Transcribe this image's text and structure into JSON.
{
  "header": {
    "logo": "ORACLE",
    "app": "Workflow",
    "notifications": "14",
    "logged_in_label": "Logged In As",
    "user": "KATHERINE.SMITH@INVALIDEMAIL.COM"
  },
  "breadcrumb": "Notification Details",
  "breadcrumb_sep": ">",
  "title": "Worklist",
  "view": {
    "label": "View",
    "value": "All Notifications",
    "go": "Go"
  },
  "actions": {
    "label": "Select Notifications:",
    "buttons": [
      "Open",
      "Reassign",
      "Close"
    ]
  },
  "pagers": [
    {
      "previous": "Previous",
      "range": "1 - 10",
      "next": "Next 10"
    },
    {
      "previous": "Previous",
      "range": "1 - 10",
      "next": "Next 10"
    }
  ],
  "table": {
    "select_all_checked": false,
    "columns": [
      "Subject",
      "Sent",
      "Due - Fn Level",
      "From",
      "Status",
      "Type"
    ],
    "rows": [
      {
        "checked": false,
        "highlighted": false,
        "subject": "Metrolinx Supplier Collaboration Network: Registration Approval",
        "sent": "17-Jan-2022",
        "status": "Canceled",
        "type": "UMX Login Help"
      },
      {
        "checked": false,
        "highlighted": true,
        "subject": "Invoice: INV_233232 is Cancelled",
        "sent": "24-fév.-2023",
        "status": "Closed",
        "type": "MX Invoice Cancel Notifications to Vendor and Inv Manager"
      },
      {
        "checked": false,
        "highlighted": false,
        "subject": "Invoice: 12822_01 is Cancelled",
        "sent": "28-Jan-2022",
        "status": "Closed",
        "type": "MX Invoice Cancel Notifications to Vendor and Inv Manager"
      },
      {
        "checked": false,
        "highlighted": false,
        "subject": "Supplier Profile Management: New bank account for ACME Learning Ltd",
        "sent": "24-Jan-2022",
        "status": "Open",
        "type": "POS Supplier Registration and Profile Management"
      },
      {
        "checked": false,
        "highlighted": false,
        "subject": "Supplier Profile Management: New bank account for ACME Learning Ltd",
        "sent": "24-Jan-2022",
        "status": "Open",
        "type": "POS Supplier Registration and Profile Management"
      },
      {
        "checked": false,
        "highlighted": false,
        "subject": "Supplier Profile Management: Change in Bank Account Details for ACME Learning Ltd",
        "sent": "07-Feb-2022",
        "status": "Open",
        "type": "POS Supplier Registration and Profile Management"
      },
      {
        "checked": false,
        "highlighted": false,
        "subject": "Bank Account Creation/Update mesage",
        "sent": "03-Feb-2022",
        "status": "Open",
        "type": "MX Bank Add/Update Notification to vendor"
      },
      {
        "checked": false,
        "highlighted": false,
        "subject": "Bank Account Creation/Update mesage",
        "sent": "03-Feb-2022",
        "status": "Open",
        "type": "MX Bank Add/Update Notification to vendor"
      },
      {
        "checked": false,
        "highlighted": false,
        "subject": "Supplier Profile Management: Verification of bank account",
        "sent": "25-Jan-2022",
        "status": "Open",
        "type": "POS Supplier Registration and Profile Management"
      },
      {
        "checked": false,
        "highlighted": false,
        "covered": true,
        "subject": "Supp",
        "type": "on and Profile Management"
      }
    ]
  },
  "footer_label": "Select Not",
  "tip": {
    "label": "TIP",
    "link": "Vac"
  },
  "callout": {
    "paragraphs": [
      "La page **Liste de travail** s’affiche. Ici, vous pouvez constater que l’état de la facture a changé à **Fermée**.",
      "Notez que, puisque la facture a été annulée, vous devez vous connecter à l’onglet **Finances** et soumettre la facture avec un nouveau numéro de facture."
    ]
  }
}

● Task brief
Scan the data for the word "Cancelled" and copy every line where it shows up.

● Problem solution
        "subject": "Invoice: INV_233232 is Cancelled",
        "subject": "Invoice: 12822_01 is Cancelled",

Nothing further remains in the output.